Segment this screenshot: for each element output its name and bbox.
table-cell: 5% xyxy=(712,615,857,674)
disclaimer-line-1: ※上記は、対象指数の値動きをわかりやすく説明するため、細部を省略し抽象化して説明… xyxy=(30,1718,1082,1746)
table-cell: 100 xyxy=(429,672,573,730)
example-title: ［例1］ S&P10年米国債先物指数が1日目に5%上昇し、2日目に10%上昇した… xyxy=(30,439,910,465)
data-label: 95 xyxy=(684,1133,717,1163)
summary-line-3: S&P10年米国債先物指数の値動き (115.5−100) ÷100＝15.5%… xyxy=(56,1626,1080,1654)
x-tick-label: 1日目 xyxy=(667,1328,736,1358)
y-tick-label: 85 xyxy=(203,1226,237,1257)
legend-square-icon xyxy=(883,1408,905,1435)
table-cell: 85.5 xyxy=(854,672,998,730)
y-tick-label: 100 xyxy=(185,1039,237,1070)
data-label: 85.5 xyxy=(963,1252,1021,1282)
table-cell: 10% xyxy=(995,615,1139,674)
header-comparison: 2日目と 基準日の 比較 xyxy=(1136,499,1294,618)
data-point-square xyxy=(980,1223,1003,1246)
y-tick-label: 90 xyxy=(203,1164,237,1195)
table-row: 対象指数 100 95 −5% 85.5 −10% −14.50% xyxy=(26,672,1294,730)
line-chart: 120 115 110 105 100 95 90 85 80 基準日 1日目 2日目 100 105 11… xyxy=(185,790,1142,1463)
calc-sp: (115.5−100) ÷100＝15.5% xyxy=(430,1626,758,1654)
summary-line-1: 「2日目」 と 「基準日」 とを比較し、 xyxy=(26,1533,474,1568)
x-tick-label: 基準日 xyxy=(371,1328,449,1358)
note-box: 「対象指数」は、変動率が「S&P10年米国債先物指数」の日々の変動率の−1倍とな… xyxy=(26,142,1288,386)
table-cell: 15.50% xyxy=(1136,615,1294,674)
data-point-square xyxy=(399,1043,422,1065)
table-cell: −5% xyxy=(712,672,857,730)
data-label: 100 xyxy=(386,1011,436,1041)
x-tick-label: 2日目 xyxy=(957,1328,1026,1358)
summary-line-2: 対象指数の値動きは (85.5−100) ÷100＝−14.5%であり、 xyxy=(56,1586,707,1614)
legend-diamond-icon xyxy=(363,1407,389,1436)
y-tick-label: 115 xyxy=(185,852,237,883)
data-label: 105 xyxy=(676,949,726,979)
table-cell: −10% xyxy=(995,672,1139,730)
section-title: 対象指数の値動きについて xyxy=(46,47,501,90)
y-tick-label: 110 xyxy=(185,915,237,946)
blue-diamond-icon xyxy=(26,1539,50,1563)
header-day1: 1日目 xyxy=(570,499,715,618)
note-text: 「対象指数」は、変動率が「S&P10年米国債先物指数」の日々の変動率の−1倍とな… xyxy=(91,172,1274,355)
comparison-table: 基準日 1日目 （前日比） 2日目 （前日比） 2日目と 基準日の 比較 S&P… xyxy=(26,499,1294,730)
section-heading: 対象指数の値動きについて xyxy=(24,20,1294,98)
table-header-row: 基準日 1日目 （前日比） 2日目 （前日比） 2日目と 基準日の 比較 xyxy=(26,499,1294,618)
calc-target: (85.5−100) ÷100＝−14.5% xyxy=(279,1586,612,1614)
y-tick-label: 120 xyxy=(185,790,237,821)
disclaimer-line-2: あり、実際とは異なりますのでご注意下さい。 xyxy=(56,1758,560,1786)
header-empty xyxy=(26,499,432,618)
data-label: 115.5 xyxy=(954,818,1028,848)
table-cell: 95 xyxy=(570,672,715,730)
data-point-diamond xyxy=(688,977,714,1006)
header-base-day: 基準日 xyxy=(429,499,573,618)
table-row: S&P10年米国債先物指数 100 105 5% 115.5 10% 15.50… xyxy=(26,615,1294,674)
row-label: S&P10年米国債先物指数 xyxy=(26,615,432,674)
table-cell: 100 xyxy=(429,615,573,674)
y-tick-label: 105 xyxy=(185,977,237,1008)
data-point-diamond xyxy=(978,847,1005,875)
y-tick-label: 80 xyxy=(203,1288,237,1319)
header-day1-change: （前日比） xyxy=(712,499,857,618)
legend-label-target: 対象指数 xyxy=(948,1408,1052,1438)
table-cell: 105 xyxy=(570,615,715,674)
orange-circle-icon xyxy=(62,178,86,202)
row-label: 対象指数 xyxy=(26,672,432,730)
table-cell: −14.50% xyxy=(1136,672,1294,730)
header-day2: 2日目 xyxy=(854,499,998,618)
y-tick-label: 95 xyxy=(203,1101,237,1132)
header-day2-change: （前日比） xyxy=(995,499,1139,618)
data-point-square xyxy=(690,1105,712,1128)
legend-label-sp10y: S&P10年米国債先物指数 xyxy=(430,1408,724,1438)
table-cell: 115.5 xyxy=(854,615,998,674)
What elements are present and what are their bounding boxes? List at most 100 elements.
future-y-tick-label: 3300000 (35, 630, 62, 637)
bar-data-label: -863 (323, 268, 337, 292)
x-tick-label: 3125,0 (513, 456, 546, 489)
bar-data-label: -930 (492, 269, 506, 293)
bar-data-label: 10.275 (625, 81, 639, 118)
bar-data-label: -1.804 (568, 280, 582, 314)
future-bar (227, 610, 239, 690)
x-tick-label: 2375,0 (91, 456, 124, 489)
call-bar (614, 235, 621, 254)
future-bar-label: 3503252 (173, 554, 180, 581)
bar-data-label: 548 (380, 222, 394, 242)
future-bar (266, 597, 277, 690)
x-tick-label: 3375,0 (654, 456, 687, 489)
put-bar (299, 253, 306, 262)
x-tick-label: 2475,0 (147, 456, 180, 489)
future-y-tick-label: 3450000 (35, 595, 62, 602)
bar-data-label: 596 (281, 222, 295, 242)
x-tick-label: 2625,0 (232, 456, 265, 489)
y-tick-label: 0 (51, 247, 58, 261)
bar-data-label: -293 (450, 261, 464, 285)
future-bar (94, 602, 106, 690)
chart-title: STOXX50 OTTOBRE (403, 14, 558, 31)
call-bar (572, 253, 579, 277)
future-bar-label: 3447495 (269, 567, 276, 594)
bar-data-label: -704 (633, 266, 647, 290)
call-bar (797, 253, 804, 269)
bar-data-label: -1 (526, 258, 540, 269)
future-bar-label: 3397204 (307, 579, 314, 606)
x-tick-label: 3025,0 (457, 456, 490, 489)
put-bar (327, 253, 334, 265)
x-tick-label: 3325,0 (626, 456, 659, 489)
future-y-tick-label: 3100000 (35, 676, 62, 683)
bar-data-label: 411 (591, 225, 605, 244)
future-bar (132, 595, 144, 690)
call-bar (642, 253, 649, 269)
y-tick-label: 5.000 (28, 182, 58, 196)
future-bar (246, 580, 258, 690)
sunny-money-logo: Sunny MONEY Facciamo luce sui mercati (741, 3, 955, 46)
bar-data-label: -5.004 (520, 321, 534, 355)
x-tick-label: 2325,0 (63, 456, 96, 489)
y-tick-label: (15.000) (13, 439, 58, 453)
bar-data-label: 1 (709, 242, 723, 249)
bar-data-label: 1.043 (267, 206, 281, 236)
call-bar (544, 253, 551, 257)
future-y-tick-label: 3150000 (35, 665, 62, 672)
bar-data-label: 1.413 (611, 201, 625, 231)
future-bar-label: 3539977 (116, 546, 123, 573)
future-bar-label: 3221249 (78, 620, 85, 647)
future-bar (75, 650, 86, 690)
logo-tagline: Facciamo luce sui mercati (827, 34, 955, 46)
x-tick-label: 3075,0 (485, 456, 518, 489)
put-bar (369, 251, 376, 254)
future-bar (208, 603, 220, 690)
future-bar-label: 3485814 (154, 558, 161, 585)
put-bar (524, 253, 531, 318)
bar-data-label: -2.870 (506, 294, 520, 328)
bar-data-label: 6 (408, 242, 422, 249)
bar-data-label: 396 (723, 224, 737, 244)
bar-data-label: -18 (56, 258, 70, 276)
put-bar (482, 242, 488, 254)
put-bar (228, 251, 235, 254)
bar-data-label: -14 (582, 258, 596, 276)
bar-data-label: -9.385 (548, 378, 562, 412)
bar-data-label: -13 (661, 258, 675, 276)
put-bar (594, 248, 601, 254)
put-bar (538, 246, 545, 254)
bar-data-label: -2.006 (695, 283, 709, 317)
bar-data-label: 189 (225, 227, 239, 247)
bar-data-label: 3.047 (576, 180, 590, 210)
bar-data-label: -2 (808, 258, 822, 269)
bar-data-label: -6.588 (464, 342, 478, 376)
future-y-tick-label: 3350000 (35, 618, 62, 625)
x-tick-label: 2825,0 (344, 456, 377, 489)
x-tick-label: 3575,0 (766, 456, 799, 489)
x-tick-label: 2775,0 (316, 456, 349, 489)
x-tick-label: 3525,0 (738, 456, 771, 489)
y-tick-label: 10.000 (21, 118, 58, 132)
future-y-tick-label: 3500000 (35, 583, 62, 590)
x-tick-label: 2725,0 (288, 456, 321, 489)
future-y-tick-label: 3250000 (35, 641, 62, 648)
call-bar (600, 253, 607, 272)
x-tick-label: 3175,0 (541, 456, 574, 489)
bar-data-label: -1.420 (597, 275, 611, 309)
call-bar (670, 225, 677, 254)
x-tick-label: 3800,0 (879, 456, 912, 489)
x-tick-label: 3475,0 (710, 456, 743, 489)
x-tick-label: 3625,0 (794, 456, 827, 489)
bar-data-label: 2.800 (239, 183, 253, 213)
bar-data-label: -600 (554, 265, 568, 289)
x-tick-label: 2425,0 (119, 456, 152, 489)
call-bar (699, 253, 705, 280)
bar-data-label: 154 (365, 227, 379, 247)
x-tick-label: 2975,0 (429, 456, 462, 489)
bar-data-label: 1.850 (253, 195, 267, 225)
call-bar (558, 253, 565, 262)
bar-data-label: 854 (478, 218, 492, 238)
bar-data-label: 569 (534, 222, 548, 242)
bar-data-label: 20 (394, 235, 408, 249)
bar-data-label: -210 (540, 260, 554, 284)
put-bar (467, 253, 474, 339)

Task to complete: Rewrite the rows above, from the first one through the line containing "x-tick-label: 2日目 xyxy=(957,1328,1026,1358)", inclusive, substituting "y-axis-label" for every occurrence of "y-tick-label" and keeping everything else unchanged.

Written response:
Segment this screenshot: for each element output its name and bbox.
table-cell: 5% xyxy=(712,615,857,674)
disclaimer-line-1: ※上記は、対象指数の値動きをわかりやすく説明するため、細部を省略し抽象化して説明… xyxy=(30,1718,1082,1746)
table-cell: 100 xyxy=(429,672,573,730)
example-title: ［例1］ S&P10年米国債先物指数が1日目に5%上昇し、2日目に10%上昇した… xyxy=(30,439,910,465)
data-label: 95 xyxy=(684,1133,717,1163)
summary-line-3: S&P10年米国債先物指数の値動き (115.5−100) ÷100＝15.5%… xyxy=(56,1626,1080,1654)
x-tick-label: 1日目 xyxy=(667,1328,736,1358)
y-axis-label: 85 xyxy=(203,1226,237,1257)
legend-square-icon xyxy=(883,1408,905,1435)
table-cell: 85.5 xyxy=(854,672,998,730)
y-axis-label: 100 xyxy=(185,1039,237,1070)
data-label: 85.5 xyxy=(963,1252,1021,1282)
table-cell: 10% xyxy=(995,615,1139,674)
header-comparison: 2日目と 基準日の 比較 xyxy=(1136,499,1294,618)
data-point-square xyxy=(980,1223,1003,1246)
y-axis-label: 90 xyxy=(203,1164,237,1195)
table-row: 対象指数 100 95 −5% 85.5 −10% −14.50% xyxy=(26,672,1294,730)
line-chart: 120 115 110 105 100 95 90 85 80 基準日 1日目 2日目 100 105 11… xyxy=(185,790,1142,1463)
calc-sp: (115.5−100) ÷100＝15.5% xyxy=(430,1626,758,1654)
summary-line-1: 「2日目」 と 「基準日」 とを比較し、 xyxy=(26,1533,474,1568)
x-tick-label: 基準日 xyxy=(371,1328,449,1358)
note-box: 「対象指数」は、変動率が「S&P10年米国債先物指数」の日々の変動率の−1倍とな… xyxy=(26,142,1288,386)
table-cell: 15.50% xyxy=(1136,615,1294,674)
data-point-square xyxy=(399,1043,422,1065)
table-cell: −5% xyxy=(712,672,857,730)
data-label: 100 xyxy=(386,1011,436,1041)
x-tick-label: 2日目 xyxy=(957,1328,1026,1358)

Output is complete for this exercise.